### Prompt
Copy the lines of the material below word for word, from its first line through the line that contains "field-label: Your landing", with both of those lines included.

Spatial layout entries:
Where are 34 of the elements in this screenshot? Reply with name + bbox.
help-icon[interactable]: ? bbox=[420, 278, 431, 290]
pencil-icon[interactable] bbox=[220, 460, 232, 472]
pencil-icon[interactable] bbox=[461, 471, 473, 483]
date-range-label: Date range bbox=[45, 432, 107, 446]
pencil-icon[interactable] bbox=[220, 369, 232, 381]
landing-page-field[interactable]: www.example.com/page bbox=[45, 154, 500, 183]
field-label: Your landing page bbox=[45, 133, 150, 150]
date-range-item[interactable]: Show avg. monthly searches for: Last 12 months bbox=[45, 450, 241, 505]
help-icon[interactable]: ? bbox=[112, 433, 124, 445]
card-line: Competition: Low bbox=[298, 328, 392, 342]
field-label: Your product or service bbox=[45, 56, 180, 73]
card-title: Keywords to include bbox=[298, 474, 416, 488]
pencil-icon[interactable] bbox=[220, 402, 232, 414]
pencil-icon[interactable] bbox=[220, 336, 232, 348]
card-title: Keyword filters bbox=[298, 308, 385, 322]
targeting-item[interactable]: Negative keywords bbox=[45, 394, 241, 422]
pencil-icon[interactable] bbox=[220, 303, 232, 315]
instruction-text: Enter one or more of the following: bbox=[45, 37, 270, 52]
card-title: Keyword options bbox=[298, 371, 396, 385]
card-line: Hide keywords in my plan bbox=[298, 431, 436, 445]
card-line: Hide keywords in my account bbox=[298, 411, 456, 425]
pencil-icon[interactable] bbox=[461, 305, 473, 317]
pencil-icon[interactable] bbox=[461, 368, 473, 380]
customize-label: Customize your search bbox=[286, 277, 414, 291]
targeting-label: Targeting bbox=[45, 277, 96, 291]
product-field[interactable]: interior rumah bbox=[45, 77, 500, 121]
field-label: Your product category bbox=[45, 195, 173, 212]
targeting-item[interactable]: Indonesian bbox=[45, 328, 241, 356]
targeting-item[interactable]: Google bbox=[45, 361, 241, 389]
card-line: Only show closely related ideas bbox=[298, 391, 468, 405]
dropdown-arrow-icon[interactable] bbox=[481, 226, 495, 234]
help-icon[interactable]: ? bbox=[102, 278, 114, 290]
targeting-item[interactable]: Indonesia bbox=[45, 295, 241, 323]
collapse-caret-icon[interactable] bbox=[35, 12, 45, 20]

### Answer
Where are 34 of the elements in this screenshot? Reply with name + bbox.
help-icon[interactable]: ? bbox=[420, 278, 431, 290]
pencil-icon[interactable] bbox=[220, 460, 232, 472]
pencil-icon[interactable] bbox=[461, 471, 473, 483]
date-range-label: Date range bbox=[45, 432, 107, 446]
pencil-icon[interactable] bbox=[220, 369, 232, 381]
landing-page-field[interactable]: www.example.com/page bbox=[45, 154, 500, 183]
field-label: Your landing page bbox=[45, 133, 150, 150]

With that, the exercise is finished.